-- Задание --
Перепечатайте исходный текст о Достоевском полностью, без каких-либо изменений.

-- Исходный текст --
· · · · ·

Совершенно замечательным образом специфика двух типов христианской цивилизаций обнаруживает себя в некоторых современных интерпретациях идей Достоевского... Он своими художественными образами дотянулся до таких глубин, скажем так, метафизики сосуществования, что любая неосторожная попытка подверстать его к какой-либо общей проблеме неизбежно оказывается разоблачительной . В этом отношении очень показательна концепция "внутреннего человека", которая третируется сегодняшними толкователями с особым вдохновением и изобретательностью - как опрометчивое заимствованное из немецкого мистицизма, как нечто столь же чуждое для России, что и буддизм Платона Каратаева. Утверждается, что из этой концепции можно получить очень широкий набор идеологий - в ней корни и князя Мышкина, и Великого Инквизитора. И вообще Достоевский уже своим "подпольным человеком" предупредил об рисках неосмотрительных игр с идеями. Но, увы, русский идеолог этого не заметил и упорно продолжал ( и продолжает) конструировать человека из идей, под идеи, а то и самой идеей, орудуя ей как серпом и молотом....

· · · · ·

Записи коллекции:

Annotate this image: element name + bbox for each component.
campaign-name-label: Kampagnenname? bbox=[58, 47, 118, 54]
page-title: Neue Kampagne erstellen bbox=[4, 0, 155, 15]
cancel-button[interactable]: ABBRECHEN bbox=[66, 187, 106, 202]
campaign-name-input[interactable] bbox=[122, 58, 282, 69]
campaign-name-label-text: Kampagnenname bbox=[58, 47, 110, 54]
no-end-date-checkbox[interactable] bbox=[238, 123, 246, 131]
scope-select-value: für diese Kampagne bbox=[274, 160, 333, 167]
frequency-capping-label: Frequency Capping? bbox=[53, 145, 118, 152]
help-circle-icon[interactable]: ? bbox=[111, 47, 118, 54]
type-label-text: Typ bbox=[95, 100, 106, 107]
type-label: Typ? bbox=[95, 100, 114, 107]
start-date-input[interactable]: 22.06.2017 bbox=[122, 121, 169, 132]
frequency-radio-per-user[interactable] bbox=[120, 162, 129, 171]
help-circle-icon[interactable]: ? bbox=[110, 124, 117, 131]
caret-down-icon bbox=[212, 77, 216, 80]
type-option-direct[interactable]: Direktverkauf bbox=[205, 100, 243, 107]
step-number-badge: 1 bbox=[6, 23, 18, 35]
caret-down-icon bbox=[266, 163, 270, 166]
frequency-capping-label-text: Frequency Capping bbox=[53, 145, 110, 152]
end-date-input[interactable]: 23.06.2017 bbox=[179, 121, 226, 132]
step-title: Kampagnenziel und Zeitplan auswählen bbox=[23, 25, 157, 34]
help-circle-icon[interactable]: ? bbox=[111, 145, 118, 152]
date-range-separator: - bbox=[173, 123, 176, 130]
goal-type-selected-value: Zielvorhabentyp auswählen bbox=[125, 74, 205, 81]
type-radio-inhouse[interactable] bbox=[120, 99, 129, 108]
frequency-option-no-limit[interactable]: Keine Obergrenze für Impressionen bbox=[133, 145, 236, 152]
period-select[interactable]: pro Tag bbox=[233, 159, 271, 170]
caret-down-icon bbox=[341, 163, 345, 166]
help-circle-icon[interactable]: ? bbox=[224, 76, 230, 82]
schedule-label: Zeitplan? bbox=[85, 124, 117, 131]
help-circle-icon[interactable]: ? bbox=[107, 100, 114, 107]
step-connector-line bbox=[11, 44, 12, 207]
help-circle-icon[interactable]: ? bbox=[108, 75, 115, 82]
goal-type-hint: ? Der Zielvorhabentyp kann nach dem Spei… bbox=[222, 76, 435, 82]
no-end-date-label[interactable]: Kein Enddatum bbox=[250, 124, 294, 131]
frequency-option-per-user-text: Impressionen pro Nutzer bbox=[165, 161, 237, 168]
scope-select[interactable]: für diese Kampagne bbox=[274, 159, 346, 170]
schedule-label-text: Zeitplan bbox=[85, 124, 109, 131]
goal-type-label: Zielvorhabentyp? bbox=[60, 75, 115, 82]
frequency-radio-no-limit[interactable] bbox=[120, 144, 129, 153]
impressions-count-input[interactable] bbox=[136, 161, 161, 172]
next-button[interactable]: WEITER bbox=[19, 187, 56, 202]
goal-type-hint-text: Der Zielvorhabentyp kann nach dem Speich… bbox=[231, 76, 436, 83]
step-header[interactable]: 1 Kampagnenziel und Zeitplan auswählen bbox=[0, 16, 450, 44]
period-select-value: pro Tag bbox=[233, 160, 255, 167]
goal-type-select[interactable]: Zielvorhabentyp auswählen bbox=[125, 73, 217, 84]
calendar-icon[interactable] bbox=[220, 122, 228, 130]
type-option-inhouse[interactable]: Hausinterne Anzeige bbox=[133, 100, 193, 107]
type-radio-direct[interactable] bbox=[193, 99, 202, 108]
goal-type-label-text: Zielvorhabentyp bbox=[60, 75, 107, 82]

· · · · ·

-- Ответ к заданию --
Совершенно замечательным образом специфика двух типов христианской цивилизаций обнаруживает себя в некоторых современных интерпретациях идей Достоевского... Он своими художественными образами дотянулся до таких глубин, скажем так, метафизики сосуществования, что любая неосторожная попытка подверстать его к какой-либо общей проблеме неизбежно оказывается разоблачительной . В этом отношении очень показательна концепция "внутреннего человека", которая третируется сегодняшними толкователями с особым вдохновением и изобретательностью - как опрометчивое заимствованное из немецкого мистицизма, как нечто столь же чуждое для России, что и буддизм Платона Каратаева. Утверждается, что из этой концепции можно получить очень широкий набор идеологий - в ней корни и князя Мышкина, и Великого Инквизитора. И вообще Достоевский уже своим "подпольным человеком" предупредил об рисках неосмотрительных игр с идеями. Но, увы, русский идеолог этого не заметил и упорно продолжал ( и продолжает) конструировать человека из идей, под идеи, а то и самой идеей, орудуя ей как серпом и молотом....